Task description: Copy out every line exactly as given.

(Items from a dataset)
+ + + +

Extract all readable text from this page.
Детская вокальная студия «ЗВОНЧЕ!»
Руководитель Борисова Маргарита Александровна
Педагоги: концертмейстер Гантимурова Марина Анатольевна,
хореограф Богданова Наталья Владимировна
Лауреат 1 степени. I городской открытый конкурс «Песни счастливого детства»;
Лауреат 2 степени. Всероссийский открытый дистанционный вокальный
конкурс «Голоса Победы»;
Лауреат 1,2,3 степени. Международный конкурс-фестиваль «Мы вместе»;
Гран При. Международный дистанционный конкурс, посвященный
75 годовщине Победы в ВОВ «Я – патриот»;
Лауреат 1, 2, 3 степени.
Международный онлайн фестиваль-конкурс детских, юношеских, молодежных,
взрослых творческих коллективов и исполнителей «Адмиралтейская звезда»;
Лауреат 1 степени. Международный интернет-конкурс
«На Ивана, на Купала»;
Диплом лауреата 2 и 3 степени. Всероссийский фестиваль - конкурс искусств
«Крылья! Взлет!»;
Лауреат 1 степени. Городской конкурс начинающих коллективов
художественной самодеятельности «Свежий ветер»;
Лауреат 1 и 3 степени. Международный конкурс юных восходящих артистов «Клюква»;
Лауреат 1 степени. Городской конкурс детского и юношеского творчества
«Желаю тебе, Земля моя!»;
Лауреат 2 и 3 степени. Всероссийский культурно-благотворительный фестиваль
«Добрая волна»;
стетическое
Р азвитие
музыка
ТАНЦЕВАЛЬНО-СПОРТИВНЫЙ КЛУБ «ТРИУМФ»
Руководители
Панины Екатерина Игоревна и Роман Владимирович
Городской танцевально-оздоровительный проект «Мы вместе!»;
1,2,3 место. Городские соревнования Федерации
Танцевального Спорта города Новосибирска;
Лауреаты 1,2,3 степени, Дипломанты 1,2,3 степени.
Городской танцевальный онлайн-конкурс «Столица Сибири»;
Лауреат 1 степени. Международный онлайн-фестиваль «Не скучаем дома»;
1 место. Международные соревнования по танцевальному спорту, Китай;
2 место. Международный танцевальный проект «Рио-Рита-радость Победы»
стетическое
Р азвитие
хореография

+ + + +

Solution for this task:
Extract all readable text from this page.
Детская вокальная студия «ЗВОНЧЕ!»
Руководитель Борисова Маргарита Александровна
Педагоги: концертмейстер Гантимурова Марина Анатольевна,
хореограф Богданова Наталья Владимировна
Лауреат 1 степени. I городской открытый конкурс «Песни счастливого детства»;
Лауреат 2 степени. Всероссийский открытый дистанционный вокальный
конкурс «Голоса Победы»;
Лауреат 1,2,3 степени. Международный конкурс-фестиваль «Мы вместе»;
Гран При. Международный дистанционный конкурс, посвященный
75 годовщине Победы в ВОВ «Я – патриот»;
Лауреат 1, 2, 3 степени.
Международный онлайн фестиваль-конкурс детских, юношеских, молодежных,
взрослых творческих коллективов и исполнителей «Адмиралтейская звезда»;
Лауреат 1 степени. Международный интернет-конкурс
«На Ивана, на Купала»;
Диплом лауреата 2 и 3 степени. Всероссийский фестиваль - конкурс искусств
«Крылья! Взлет!»;
Лауреат 1 степени. Городской конкурс начинающих коллективов
художественной самодеятельности «Свежий ветер»;
Лауреат 1 и 3 степени. Международный конкурс юных восходящих артистов «Клюква»;
Лауреат 1 степени. Городской конкурс детского и юношеского творчества
«Желаю тебе, Земля моя!»;
Лауреат 2 и 3 степени. Всероссийский культурно-благотворительный фестиваль
«Добрая волна»;
стетическое
Р азвитие
музыка
ТАНЦЕВАЛЬНО-СПОРТИВНЫЙ КЛУБ «ТРИУМФ»
Руководители
Панины Екатерина Игоревна и Роман Владимирович
Городской танцевально-оздоровительный проект «Мы вместе!»;
1,2,3 место. Городские соревнования Федерации
Танцевального Спорта города Новосибирска;
Лауреаты 1,2,3 степени, Дипломанты 1,2,3 степени.
Городской танцевальный онлайн-конкурс «Столица Сибири»;
Лауреат 1 степени. Международный онлайн-фестиваль «Не скучаем дома»;
1 место. Международные соревнования по танцевальному спорту, Китай;
2 место. Международный танцевальный проект «Рио-Рита-радость Победы»
стетическое
Р азвитие
хореография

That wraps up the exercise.